> Records from a dataset
begin
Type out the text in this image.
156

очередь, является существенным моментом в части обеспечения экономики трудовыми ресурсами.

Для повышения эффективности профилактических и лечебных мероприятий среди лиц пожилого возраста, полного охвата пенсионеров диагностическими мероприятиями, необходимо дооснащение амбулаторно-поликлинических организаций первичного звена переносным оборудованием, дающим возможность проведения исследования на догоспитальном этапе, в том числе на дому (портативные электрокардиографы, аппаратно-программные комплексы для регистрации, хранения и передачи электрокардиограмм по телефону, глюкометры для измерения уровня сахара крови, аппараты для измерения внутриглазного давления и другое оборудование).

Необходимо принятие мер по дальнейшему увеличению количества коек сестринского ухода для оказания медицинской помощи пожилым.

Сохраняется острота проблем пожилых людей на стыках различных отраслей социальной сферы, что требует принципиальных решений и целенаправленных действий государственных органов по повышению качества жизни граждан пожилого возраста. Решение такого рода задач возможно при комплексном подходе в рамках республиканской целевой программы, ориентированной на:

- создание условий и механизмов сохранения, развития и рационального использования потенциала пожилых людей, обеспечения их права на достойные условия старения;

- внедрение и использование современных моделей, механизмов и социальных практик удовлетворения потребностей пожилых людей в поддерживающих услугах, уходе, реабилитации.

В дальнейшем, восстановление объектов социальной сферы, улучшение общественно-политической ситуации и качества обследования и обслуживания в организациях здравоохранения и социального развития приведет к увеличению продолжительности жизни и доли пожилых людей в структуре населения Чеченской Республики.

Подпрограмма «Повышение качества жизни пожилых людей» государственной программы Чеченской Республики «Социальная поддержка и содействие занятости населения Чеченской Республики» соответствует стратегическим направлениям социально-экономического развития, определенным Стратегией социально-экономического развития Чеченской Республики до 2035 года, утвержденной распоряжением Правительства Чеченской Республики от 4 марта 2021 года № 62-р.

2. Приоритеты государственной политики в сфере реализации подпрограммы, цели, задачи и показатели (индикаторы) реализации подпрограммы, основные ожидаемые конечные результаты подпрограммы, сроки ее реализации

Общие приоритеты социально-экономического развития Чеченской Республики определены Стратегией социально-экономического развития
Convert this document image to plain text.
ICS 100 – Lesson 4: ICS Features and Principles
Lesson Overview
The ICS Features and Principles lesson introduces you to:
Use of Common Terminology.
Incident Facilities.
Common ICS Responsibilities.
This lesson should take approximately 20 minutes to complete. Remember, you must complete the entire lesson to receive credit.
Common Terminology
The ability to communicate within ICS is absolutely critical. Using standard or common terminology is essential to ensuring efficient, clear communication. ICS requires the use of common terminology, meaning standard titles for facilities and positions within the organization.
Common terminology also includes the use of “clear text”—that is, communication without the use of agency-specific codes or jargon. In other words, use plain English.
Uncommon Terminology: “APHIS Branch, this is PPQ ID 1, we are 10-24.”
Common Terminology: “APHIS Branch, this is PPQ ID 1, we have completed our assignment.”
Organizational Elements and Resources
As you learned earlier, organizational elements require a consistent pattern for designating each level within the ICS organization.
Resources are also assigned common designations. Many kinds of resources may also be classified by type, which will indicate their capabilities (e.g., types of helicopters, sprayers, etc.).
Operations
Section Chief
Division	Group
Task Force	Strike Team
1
end
> What the exercise asks
Take the records above and return them exactly as written.

> Task solution
Type out the text in this image.
156

очередь, является существенным моментом в части обеспечения экономики трудовыми ресурсами.

Для повышения эффективности профилактических и лечебных мероприятий среди лиц пожилого возраста, полного охвата пенсионеров диагностическими мероприятиями, необходимо дооснащение амбулаторно-поликлинических организаций первичного звена переносным оборудованием, дающим возможность проведения исследования на догоспитальном этапе, в том числе на дому (портативные электрокардиографы, аппаратно-программные комплексы для регистрации, хранения и передачи электрокардиограмм по телефону, глюкометры для измерения уровня сахара крови, аппараты для измерения внутриглазного давления и другое оборудование).

Необходимо принятие мер по дальнейшему увеличению количества коек сестринского ухода для оказания медицинской помощи пожилым.

Сохраняется острота проблем пожилых людей на стыках различных отраслей социальной сферы, что требует принципиальных решений и целенаправленных действий государственных органов по повышению качества жизни граждан пожилого возраста. Решение такого рода задач возможно при комплексном подходе в рамках республиканской целевой программы, ориентированной на:

- создание условий и механизмов сохранения, развития и рационального использования потенциала пожилых людей, обеспечения их права на достойные условия старения;

- внедрение и использование современных моделей, механизмов и социальных практик удовлетворения потребностей пожилых людей в поддерживающих услугах, уходе, реабилитации.

В дальнейшем, восстановление объектов социальной сферы, улучшение общественно-политической ситуации и качества обследования и обслуживания в организациях здравоохранения и социального развития приведет к увеличению продолжительности жизни и доли пожилых людей в структуре населения Чеченской Республики.

Подпрограмма «Повышение качества жизни пожилых людей» государственной программы Чеченской Республики «Социальная поддержка и содействие занятости населения Чеченской Республики» соответствует стратегическим направлениям социально-экономического развития, определенным Стратегией социально-экономического развития Чеченской Республики до 2035 года, утвержденной распоряжением Правительства Чеченской Республики от 4 марта 2021 года № 62-р.

2. Приоритеты государственной политики в сфере реализации подпрограммы, цели, задачи и показатели (индикаторы) реализации подпрограммы, основные ожидаемые конечные результаты подпрограммы, сроки ее реализации

Общие приоритеты социально-экономического развития Чеченской Республики определены Стратегией социально-экономического развития
Convert this document image to plain text.
ICS 100 – Lesson 4: ICS Features and Principles
Lesson Overview
The ICS Features and Principles lesson introduces you to:
Use of Common Terminology.
Incident Facilities.
Common ICS Responsibilities.
This lesson should take approximately 20 minutes to complete. Remember, you must complete the entire lesson to receive credit.
Common Terminology
The ability to communicate within ICS is absolutely critical. Using standard or common terminology is essential to ensuring efficient, clear communication. ICS requires the use of common terminology, meaning standard titles for facilities and positions within the organization.
Common terminology also includes the use of “clear text”—that is, communication without the use of agency-specific codes or jargon. In other words, use plain English.
Uncommon Terminology: “APHIS Branch, this is PPQ ID 1, we are 10-24.”
Common Terminology: “APHIS Branch, this is PPQ ID 1, we have completed our assignment.”
Organizational Elements and Resources
As you learned earlier, organizational elements require a consistent pattern for designating each level within the ICS organization.
Resources are also assigned common designations. Many kinds of resources may also be classified by type, which will indicate their capabilities (e.g., types of helicopters, sprayers, etc.).
Operations
Section Chief
Division	Group
Task Force	Strike Team
1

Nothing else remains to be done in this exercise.